GIVEN INSTRUCTION → Pull every "ylabel" line out of the data below.

EXTRACTED ENTRIES →
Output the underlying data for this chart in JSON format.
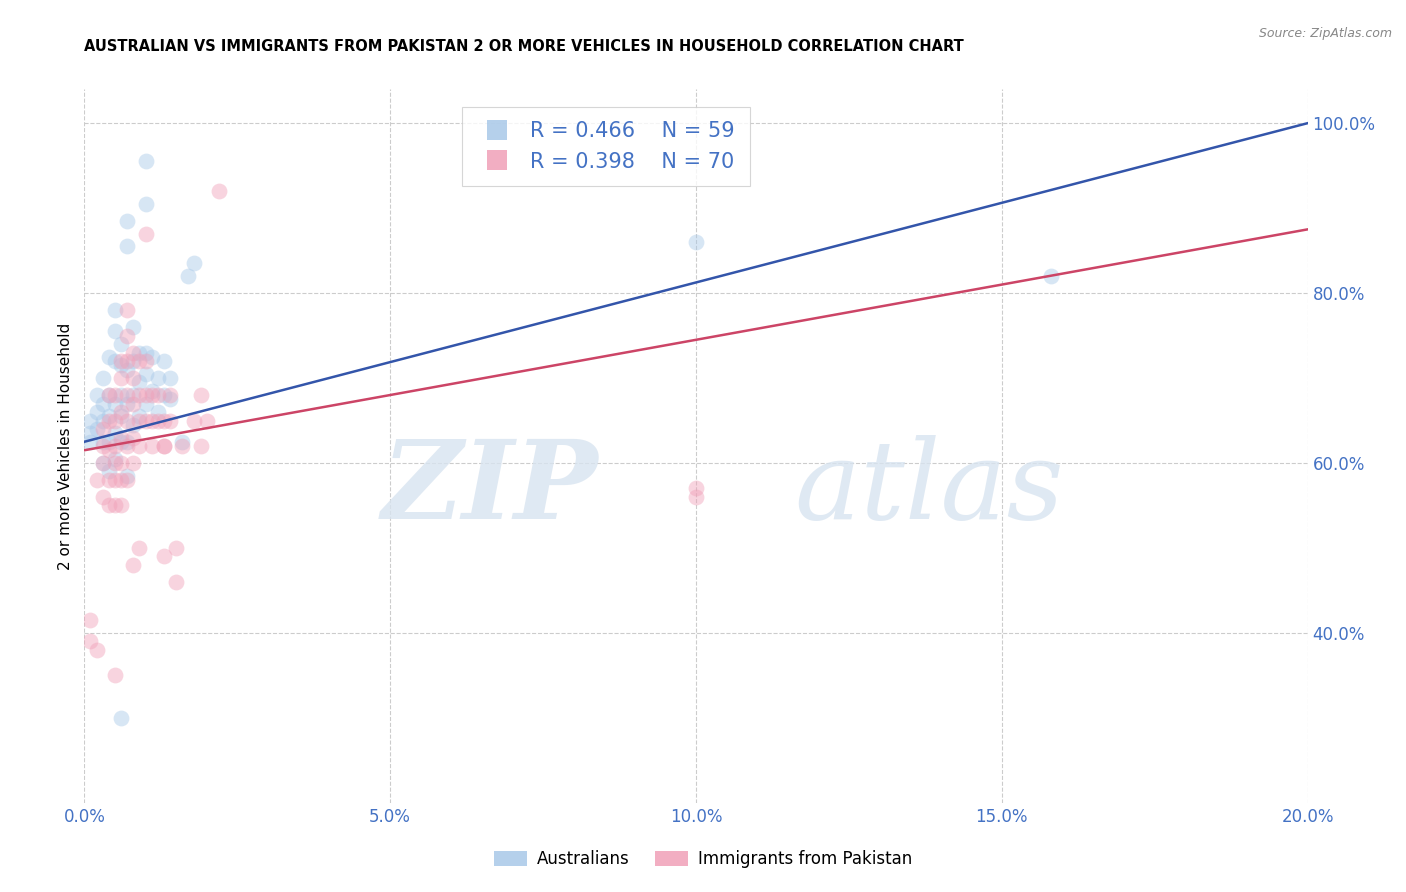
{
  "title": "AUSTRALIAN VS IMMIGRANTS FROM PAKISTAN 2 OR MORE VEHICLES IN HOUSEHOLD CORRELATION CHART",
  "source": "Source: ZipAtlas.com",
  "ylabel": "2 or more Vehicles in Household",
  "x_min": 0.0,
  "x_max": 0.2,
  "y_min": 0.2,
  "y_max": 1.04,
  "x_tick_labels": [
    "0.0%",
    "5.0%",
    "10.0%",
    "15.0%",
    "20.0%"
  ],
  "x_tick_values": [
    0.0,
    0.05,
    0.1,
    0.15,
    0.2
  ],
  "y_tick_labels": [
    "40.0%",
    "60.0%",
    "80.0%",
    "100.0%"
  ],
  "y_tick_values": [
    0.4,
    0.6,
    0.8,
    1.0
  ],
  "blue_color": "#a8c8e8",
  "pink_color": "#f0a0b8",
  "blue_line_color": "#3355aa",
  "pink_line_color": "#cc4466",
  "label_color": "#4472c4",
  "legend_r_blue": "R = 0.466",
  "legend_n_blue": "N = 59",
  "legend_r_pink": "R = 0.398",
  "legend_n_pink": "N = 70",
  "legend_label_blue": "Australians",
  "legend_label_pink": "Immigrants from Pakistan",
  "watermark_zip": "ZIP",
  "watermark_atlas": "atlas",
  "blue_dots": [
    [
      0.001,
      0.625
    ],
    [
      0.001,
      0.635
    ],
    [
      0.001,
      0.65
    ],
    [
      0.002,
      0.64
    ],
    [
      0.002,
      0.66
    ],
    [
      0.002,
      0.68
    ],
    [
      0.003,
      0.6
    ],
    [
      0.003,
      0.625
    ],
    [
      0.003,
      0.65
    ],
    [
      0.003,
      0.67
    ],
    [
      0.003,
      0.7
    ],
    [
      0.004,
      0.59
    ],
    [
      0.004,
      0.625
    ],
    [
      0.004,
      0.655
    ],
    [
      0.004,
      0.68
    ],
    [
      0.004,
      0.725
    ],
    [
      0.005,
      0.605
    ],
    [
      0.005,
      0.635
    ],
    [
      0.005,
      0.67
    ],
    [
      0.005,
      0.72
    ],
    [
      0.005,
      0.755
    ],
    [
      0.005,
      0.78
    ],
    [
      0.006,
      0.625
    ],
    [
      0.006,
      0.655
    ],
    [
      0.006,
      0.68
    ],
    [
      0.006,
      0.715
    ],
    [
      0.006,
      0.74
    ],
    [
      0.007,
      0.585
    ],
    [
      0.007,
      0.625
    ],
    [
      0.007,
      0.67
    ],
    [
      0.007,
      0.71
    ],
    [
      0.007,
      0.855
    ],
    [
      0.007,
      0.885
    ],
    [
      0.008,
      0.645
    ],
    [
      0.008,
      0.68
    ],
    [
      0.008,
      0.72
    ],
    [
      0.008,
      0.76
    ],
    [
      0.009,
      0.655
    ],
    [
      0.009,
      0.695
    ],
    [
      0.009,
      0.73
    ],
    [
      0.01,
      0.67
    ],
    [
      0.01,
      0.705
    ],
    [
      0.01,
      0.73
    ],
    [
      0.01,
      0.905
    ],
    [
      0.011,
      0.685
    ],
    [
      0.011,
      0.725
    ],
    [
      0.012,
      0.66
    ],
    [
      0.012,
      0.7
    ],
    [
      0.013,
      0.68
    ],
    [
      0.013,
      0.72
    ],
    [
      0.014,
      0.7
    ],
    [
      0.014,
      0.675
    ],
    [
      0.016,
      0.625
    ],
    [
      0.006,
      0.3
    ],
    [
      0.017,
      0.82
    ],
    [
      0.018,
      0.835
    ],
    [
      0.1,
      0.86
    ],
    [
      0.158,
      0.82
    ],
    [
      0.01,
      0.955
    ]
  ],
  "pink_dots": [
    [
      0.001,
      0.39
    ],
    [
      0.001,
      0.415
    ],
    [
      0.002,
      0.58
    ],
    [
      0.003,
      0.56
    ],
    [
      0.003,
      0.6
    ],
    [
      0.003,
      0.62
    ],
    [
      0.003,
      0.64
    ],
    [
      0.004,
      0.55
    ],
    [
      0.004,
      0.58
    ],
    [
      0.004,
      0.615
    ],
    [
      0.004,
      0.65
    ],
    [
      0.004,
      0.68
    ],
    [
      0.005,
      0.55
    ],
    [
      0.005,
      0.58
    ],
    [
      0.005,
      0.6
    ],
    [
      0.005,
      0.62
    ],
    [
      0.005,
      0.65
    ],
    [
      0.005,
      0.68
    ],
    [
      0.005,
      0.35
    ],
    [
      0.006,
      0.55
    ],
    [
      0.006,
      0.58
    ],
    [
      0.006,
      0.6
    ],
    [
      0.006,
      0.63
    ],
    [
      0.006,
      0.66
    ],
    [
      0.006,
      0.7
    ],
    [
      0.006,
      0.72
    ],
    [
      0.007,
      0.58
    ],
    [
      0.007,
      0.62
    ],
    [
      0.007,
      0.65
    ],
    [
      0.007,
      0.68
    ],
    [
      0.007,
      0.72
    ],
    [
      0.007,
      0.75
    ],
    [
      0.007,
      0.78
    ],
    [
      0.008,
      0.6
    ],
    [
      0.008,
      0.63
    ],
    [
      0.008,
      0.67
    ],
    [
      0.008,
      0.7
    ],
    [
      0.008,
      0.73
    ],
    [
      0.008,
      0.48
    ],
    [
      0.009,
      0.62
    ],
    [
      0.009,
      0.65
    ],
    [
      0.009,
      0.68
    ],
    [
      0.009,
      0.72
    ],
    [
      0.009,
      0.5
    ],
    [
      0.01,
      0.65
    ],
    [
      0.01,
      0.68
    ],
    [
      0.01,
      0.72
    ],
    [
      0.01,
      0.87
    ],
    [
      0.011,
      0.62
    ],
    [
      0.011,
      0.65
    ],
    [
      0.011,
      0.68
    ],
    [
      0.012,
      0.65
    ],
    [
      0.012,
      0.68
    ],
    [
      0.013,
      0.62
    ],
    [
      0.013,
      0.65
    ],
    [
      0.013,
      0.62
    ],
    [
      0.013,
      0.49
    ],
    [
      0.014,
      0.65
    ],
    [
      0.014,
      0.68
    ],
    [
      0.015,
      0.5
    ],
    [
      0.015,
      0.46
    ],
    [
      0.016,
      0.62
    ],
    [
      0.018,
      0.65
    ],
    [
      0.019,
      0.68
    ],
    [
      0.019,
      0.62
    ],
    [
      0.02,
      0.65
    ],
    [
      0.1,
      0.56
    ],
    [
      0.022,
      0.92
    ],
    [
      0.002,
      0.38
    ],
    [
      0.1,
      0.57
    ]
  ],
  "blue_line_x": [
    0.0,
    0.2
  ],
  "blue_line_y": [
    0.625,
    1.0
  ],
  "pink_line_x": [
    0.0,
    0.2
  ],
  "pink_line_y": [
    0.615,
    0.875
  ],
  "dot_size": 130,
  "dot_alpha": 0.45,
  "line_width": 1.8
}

==

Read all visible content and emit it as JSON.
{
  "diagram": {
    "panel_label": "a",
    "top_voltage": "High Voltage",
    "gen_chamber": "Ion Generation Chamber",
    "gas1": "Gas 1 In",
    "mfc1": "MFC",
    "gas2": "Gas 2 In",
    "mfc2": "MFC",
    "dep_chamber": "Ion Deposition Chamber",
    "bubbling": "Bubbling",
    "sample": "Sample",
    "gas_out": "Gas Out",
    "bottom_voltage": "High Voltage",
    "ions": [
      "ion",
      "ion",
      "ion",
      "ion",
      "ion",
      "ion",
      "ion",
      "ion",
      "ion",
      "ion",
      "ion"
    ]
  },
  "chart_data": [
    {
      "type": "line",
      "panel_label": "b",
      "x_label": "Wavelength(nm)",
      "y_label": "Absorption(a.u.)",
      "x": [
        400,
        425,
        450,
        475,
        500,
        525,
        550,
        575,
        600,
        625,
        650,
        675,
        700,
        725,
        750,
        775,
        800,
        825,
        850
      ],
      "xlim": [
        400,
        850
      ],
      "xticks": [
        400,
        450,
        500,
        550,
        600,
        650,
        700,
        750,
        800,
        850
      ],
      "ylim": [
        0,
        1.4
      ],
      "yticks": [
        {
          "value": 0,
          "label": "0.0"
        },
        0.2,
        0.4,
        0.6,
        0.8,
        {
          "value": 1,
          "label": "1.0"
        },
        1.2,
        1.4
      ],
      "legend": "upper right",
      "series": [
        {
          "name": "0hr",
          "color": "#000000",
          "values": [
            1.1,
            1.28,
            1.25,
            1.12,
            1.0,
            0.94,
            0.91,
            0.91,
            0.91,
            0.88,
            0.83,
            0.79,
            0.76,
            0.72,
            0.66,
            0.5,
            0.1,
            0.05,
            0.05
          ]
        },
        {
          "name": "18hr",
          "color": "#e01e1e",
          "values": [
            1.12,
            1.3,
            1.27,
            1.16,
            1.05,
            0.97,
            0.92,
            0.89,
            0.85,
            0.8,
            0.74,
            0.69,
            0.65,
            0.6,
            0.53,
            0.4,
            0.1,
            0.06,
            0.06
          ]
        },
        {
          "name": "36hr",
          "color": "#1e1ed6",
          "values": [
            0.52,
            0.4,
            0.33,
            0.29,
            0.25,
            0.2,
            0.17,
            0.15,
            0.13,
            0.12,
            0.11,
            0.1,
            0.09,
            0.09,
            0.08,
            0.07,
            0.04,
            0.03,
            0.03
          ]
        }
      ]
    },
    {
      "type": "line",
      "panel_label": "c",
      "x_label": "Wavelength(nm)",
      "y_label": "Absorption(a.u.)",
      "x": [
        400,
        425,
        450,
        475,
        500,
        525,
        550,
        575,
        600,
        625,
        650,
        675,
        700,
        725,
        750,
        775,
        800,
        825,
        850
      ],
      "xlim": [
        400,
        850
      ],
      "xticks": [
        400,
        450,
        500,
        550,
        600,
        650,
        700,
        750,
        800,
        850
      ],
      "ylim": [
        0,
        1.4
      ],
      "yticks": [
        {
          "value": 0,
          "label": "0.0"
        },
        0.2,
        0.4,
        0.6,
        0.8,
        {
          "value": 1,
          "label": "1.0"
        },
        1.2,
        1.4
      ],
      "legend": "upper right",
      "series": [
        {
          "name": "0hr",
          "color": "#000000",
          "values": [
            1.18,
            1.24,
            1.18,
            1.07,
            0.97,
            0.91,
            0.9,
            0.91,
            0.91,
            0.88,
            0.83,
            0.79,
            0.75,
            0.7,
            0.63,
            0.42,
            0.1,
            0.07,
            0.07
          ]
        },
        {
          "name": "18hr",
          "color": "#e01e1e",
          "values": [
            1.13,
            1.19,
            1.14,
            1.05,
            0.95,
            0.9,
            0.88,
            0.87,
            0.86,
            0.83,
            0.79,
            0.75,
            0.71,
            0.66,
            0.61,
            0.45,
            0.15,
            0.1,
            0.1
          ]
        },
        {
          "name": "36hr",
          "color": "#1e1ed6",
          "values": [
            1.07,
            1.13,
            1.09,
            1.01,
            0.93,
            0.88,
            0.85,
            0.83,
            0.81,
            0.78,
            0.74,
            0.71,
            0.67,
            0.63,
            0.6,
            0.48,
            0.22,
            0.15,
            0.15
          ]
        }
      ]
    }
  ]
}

...

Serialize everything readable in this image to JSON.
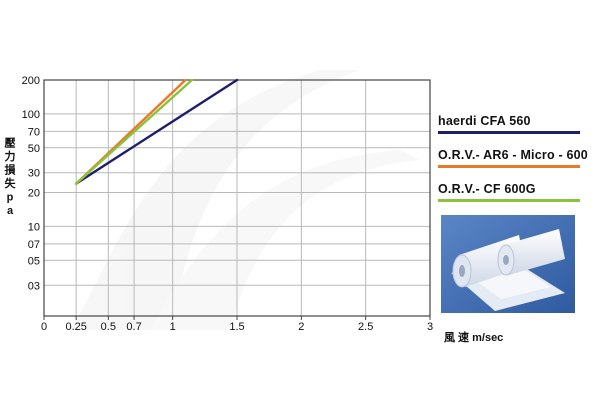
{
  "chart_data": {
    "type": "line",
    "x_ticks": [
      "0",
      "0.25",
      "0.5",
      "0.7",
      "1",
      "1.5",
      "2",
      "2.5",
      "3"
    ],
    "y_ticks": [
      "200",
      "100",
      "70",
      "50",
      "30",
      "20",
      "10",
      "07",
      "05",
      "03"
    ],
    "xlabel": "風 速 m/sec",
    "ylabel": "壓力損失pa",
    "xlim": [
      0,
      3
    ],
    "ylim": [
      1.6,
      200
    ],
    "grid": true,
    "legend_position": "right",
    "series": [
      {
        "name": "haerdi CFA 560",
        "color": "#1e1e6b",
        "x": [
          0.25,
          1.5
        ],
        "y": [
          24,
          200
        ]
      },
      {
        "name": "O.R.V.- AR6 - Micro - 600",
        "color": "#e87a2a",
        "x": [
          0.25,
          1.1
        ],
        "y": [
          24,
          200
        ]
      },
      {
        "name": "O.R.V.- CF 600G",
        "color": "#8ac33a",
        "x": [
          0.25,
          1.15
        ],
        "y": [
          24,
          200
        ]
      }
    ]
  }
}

CORRECT RESPONSE →
  "ylabel": "2 or more Vehicles in Household",
    "ylabel": "壓力損失pa",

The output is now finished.